§ The problem
Could you filter the records below and return each line that holds "NeuN"?

·····

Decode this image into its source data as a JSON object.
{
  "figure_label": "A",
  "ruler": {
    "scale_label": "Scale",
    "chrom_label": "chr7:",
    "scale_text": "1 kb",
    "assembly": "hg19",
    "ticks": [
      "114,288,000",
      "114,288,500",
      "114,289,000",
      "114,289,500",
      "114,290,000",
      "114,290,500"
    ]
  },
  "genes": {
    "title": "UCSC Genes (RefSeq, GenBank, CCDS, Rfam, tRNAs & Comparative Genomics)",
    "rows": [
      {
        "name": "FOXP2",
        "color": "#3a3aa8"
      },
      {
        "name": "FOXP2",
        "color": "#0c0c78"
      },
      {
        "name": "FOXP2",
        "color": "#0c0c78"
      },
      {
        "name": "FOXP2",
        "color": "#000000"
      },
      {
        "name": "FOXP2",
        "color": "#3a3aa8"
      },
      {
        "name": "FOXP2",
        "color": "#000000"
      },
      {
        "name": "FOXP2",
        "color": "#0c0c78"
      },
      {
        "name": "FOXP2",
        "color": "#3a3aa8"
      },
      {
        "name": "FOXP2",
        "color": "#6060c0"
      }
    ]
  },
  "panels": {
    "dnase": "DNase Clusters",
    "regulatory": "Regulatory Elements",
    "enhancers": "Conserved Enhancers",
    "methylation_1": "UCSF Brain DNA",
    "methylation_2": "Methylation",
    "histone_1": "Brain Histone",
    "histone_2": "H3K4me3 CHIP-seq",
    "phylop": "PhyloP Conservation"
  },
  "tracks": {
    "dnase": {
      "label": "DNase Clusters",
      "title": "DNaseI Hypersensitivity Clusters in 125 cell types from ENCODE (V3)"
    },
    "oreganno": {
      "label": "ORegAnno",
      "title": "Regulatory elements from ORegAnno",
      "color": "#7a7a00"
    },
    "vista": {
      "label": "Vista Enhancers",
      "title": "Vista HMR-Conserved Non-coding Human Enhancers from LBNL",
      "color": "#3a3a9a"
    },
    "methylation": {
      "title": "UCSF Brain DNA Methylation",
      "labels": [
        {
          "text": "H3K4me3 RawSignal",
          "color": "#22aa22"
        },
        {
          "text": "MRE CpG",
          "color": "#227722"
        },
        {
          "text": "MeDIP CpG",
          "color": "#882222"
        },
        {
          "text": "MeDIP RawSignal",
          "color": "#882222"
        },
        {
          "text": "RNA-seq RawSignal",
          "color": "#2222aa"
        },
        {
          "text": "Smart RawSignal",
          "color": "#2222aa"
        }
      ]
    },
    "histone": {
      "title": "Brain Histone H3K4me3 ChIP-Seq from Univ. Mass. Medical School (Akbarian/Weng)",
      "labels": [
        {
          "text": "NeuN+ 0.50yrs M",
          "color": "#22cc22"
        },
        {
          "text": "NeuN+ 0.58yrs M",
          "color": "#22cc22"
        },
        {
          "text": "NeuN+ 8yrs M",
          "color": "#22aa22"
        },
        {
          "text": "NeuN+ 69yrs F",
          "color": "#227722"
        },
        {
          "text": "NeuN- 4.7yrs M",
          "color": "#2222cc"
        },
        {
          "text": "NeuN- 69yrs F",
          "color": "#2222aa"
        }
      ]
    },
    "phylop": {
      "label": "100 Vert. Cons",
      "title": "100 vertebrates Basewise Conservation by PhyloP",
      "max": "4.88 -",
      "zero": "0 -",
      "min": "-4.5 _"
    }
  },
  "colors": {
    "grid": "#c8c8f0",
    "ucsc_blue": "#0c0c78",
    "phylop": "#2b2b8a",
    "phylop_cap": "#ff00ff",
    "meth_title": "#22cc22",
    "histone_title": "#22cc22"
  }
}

·····

§ Reply to the exercise
          "text": "NeuN+ 0.50yrs M",
          "text": "NeuN+ 0.58yrs M",
          "text": "NeuN+ 8yrs M",
          "text": "NeuN+ 69yrs F",
          "text": "NeuN- 4.7yrs M",
          "text": "NeuN- 69yrs F",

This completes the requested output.